§ **Given task**: Read through the records below and copy each line that uses the word "substrate".

§ **Dataset extract**:
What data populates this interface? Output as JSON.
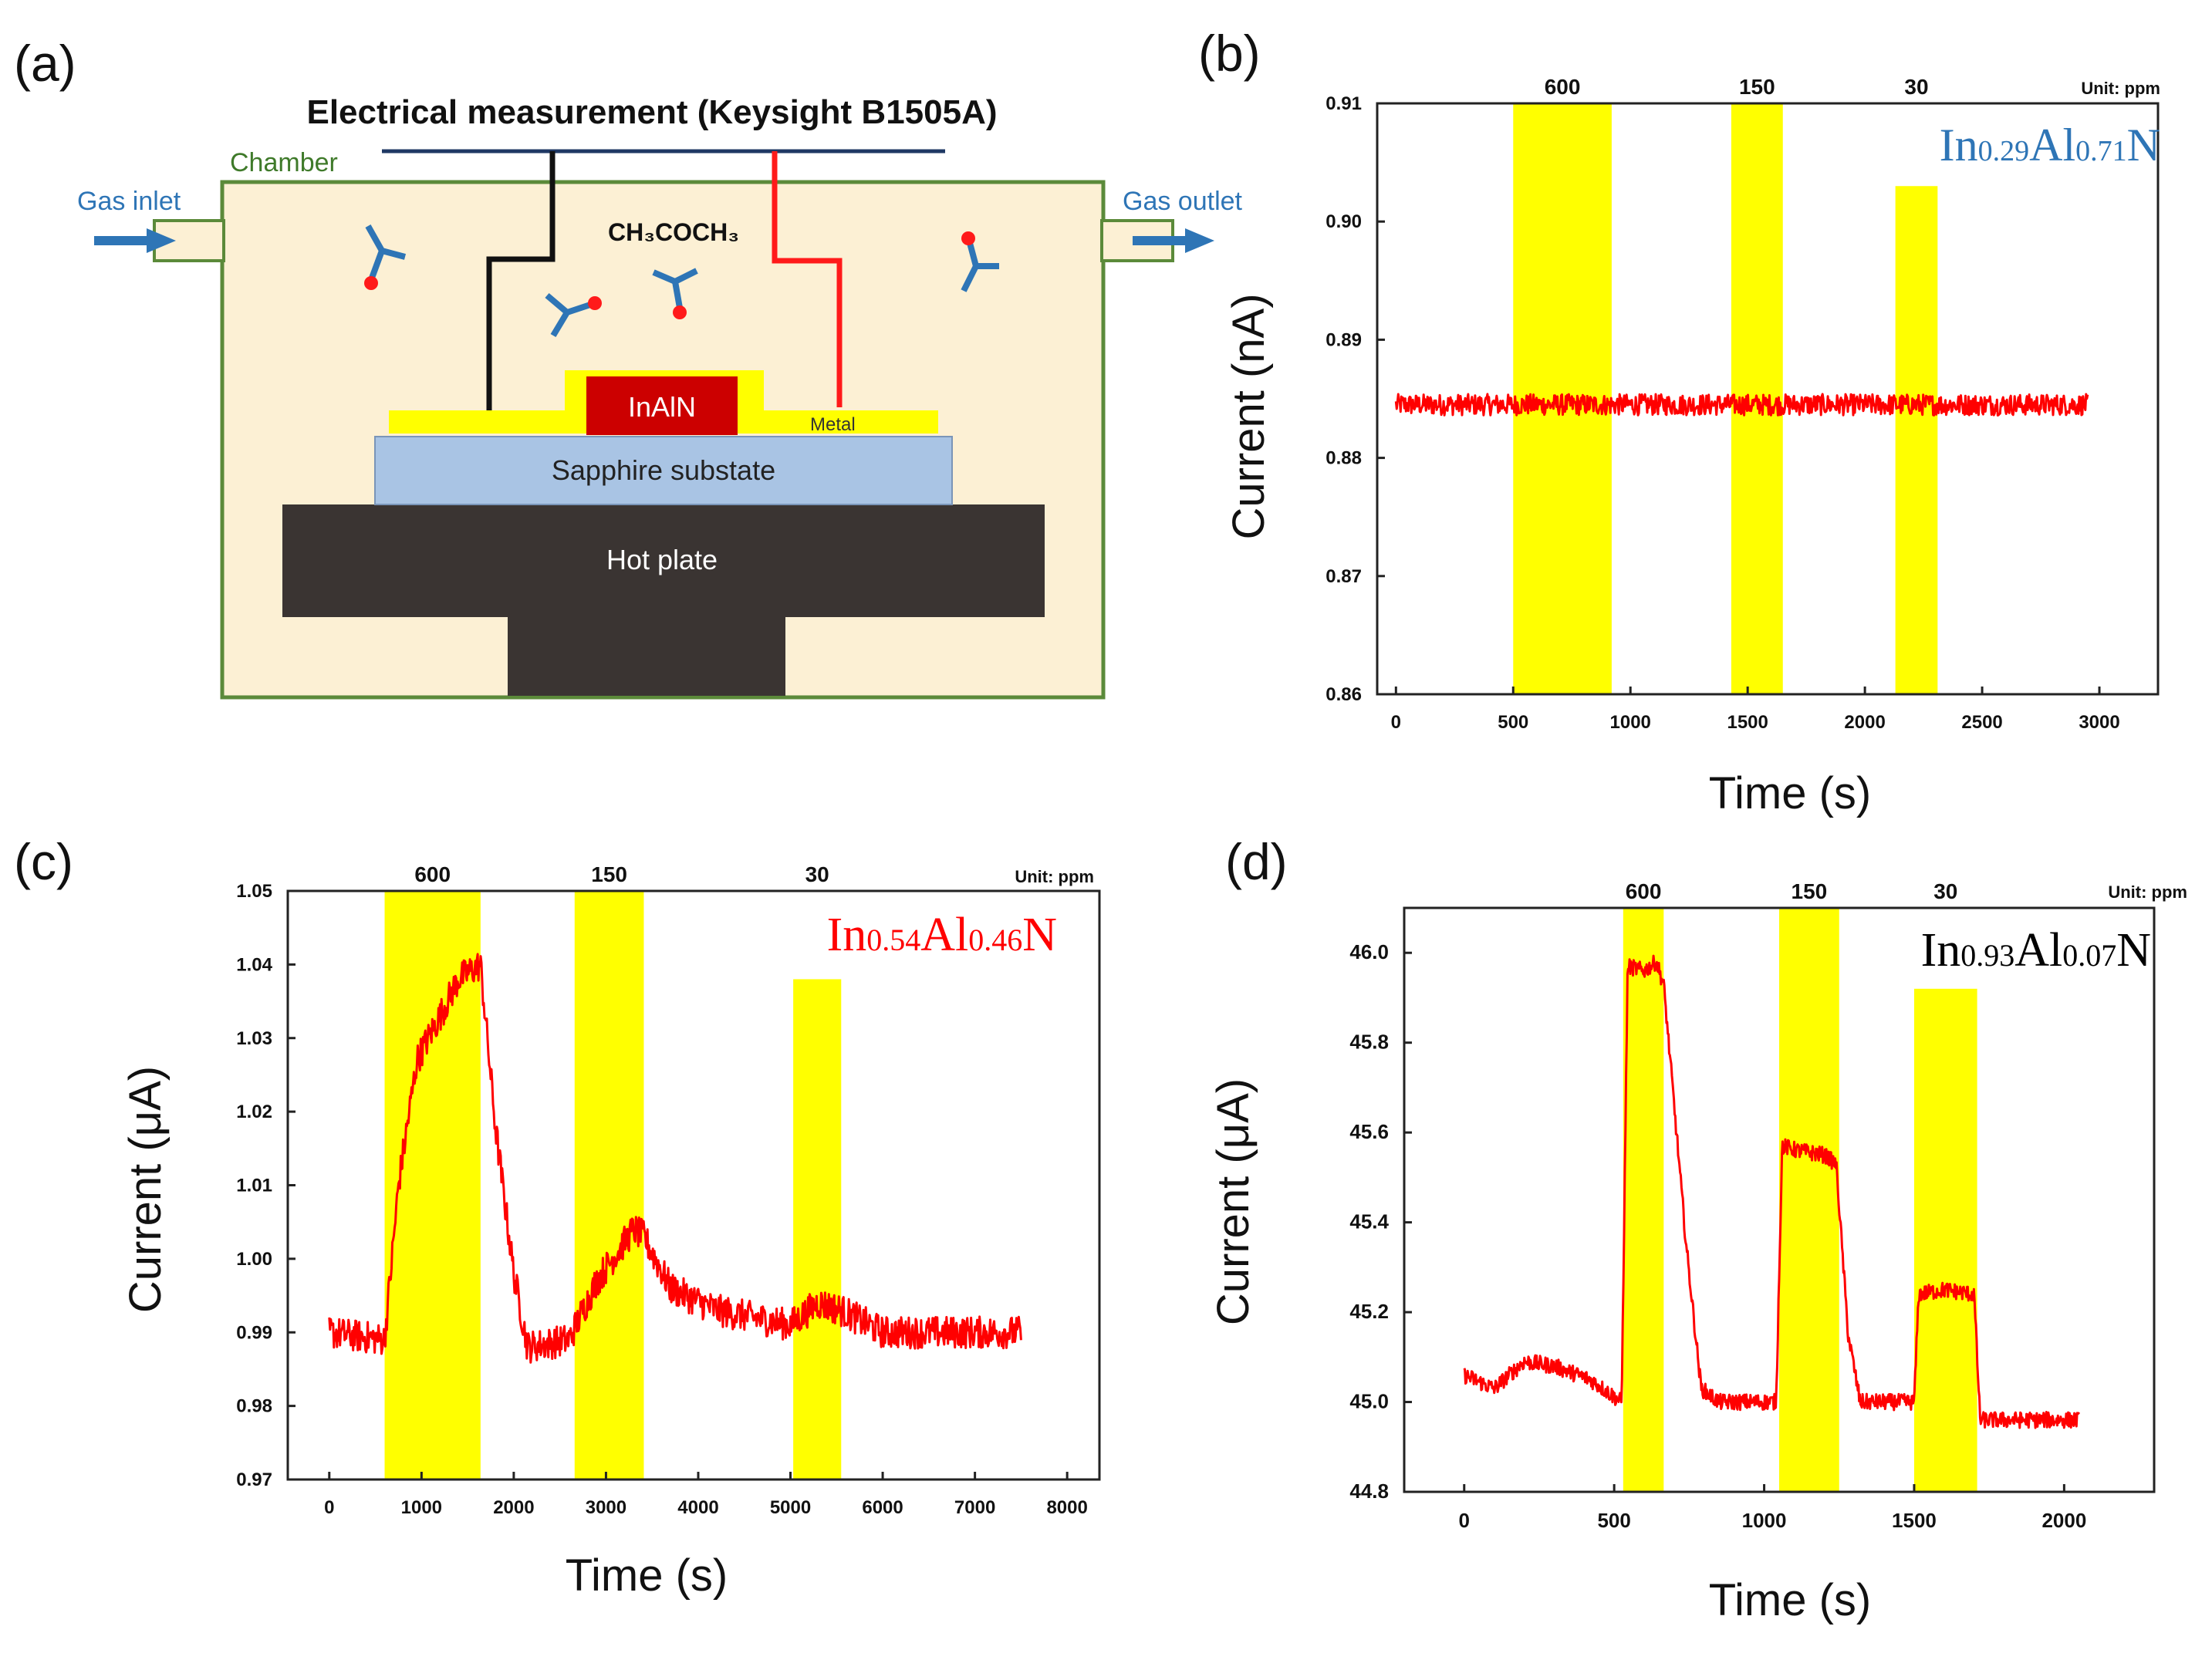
{
  "panels": {
    "a": {
      "label": "(a)"
    },
    "b": {
      "label": "(b)"
    },
    "c": {
      "label": "(c)"
    },
    "d": {
      "label": "(d)"
    }
  },
  "schematic": {
    "instrument": "Electrical measurement (Keysight B1505A)",
    "chamber": "Chamber",
    "gas_inlet": "Gas inlet",
    "gas_outlet": "Gas outlet",
    "molecule_formula": "CH₃COCH₃",
    "sensor_material": "InAlN",
    "metal": "Metal",
    "substrate": "Sapphire substate",
    "hot_plate": "Hot plate",
    "colors": {
      "chamber_fill": "#fcf0d4",
      "chamber_border": "#5b8a3a",
      "metal": "#ffff00",
      "sensor": "#cc0000",
      "substrate": "#a9c4e4",
      "hot_plate": "#3a3432",
      "arrow": "#2e75b6",
      "wire_black": "#111111",
      "wire_red": "#ff1a1a"
    }
  },
  "chart_data": [
    {
      "id": "b",
      "type": "line",
      "xlabel": "Time (s)",
      "ylabel": "Current (nA)",
      "xlim": [
        -80,
        3250
      ],
      "ylim": [
        0.86,
        0.91
      ],
      "xticks": [
        0,
        500,
        1000,
        1500,
        2000,
        2500,
        3000
      ],
      "yticks": [
        0.86,
        0.87,
        0.88,
        0.89,
        0.9,
        0.91
      ],
      "ytick_labels": [
        "0.86",
        "0.87",
        "0.88",
        "0.89",
        "0.90",
        "0.91"
      ],
      "unit_note": "Unit: ppm",
      "material": {
        "el1": "In",
        "sub1": "0.29",
        "el2": "Al",
        "sub2": "0.71",
        "el3": "N"
      },
      "material_color": "#2e75b6",
      "exposures": [
        {
          "label": "600",
          "start": 500,
          "end": 920,
          "top": 0.91
        },
        {
          "label": "150",
          "start": 1430,
          "end": 1650,
          "top": 0.91
        },
        {
          "label": "30",
          "start": 2130,
          "end": 2310,
          "top": 0.903
        }
      ],
      "series": [
        {
          "name": "current",
          "color": "#ff0000",
          "noise": 0.0009,
          "points": [
            [
              0,
              0.8845
            ],
            [
              2950,
              0.8845
            ]
          ]
        }
      ]
    },
    {
      "id": "c",
      "type": "line",
      "xlabel": "Time (s)",
      "ylabel": "Current (μA)",
      "xlim": [
        -450,
        8350
      ],
      "ylim": [
        0.97,
        1.05
      ],
      "xticks": [
        0,
        1000,
        2000,
        3000,
        4000,
        5000,
        6000,
        7000,
        8000
      ],
      "yticks": [
        0.97,
        0.98,
        0.99,
        1.0,
        1.01,
        1.02,
        1.03,
        1.04,
        1.05
      ],
      "ytick_labels": [
        "0.97",
        "0.98",
        "0.99",
        "1.00",
        "1.01",
        "1.02",
        "1.03",
        "1.04",
        "1.05"
      ],
      "unit_note": "Unit: ppm",
      "material": {
        "el1": "In",
        "sub1": "0.54",
        "el2": "Al",
        "sub2": "0.46",
        "el3": "N"
      },
      "material_color": "#ff0000",
      "exposures": [
        {
          "label": "600",
          "start": 600,
          "end": 1640,
          "top": 1.05
        },
        {
          "label": "150",
          "start": 2660,
          "end": 3410,
          "top": 1.05
        },
        {
          "label": "30",
          "start": 5030,
          "end": 5550,
          "top": 1.038
        }
      ],
      "series": [
        {
          "name": "current",
          "color": "#ff0000",
          "noise": 0.0022,
          "points": [
            [
              0,
              0.99
            ],
            [
              600,
              0.989
            ],
            [
              750,
              1.01
            ],
            [
              950,
              1.027
            ],
            [
              1200,
              1.033
            ],
            [
              1400,
              1.038
            ],
            [
              1640,
              1.04
            ],
            [
              1800,
              1.018
            ],
            [
              2000,
              0.998
            ],
            [
              2150,
              0.988
            ],
            [
              2600,
              0.989
            ],
            [
              2900,
              0.997
            ],
            [
              3300,
              1.004
            ],
            [
              3410,
              1.003
            ],
            [
              3700,
              0.996
            ],
            [
              4200,
              0.993
            ],
            [
              5000,
              0.991
            ],
            [
              5300,
              0.994
            ],
            [
              5550,
              0.993
            ],
            [
              6000,
              0.99
            ],
            [
              7500,
              0.99
            ]
          ]
        }
      ]
    },
    {
      "id": "d",
      "type": "line",
      "xlabel": "Time (s)",
      "ylabel": "Current (μA)",
      "xlim": [
        -200,
        2300
      ],
      "ylim": [
        44.8,
        46.1
      ],
      "xticks": [
        0,
        500,
        1000,
        1500,
        2000
      ],
      "yticks": [
        44.8,
        45.0,
        45.2,
        45.4,
        45.6,
        45.8,
        46.0
      ],
      "ytick_labels": [
        "44.8",
        "45.0",
        "45.2",
        "45.4",
        "45.6",
        "45.8",
        "46.0"
      ],
      "unit_note": "Unit: ppm",
      "material": {
        "el1": "In",
        "sub1": "0.93",
        "el2": "Al",
        "sub2": "0.07",
        "el3": "N"
      },
      "material_color": "#000000",
      "exposures": [
        {
          "label": "600",
          "start": 530,
          "end": 665,
          "top": 46.1
        },
        {
          "label": "150",
          "start": 1050,
          "end": 1250,
          "top": 46.1
        },
        {
          "label": "30",
          "start": 1500,
          "end": 1710,
          "top": 45.92
        }
      ],
      "series": [
        {
          "name": "current",
          "color": "#ff0000",
          "noise": 0.018,
          "points": [
            [
              0,
              45.06
            ],
            [
              100,
              45.03
            ],
            [
              200,
              45.09
            ],
            [
              300,
              45.08
            ],
            [
              420,
              45.05
            ],
            [
              525,
              45.0
            ],
            [
              545,
              45.97
            ],
            [
              600,
              45.96
            ],
            [
              640,
              45.98
            ],
            [
              665,
              45.93
            ],
            [
              740,
              45.35
            ],
            [
              790,
              45.03
            ],
            [
              850,
              45.0
            ],
            [
              1040,
              45.0
            ],
            [
              1060,
              45.57
            ],
            [
              1110,
              45.56
            ],
            [
              1200,
              45.55
            ],
            [
              1240,
              45.53
            ],
            [
              1280,
              45.15
            ],
            [
              1320,
              45.0
            ],
            [
              1400,
              45.0
            ],
            [
              1500,
              45.0
            ],
            [
              1515,
              45.24
            ],
            [
              1600,
              45.25
            ],
            [
              1700,
              45.24
            ],
            [
              1720,
              44.96
            ],
            [
              1800,
              44.96
            ],
            [
              2050,
              44.96
            ]
          ]
        }
      ]
    }
  ]
}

§ **Exercise solution**:
    "substrate": "Sapphire substate",
      "substrate": "#a9c4e4",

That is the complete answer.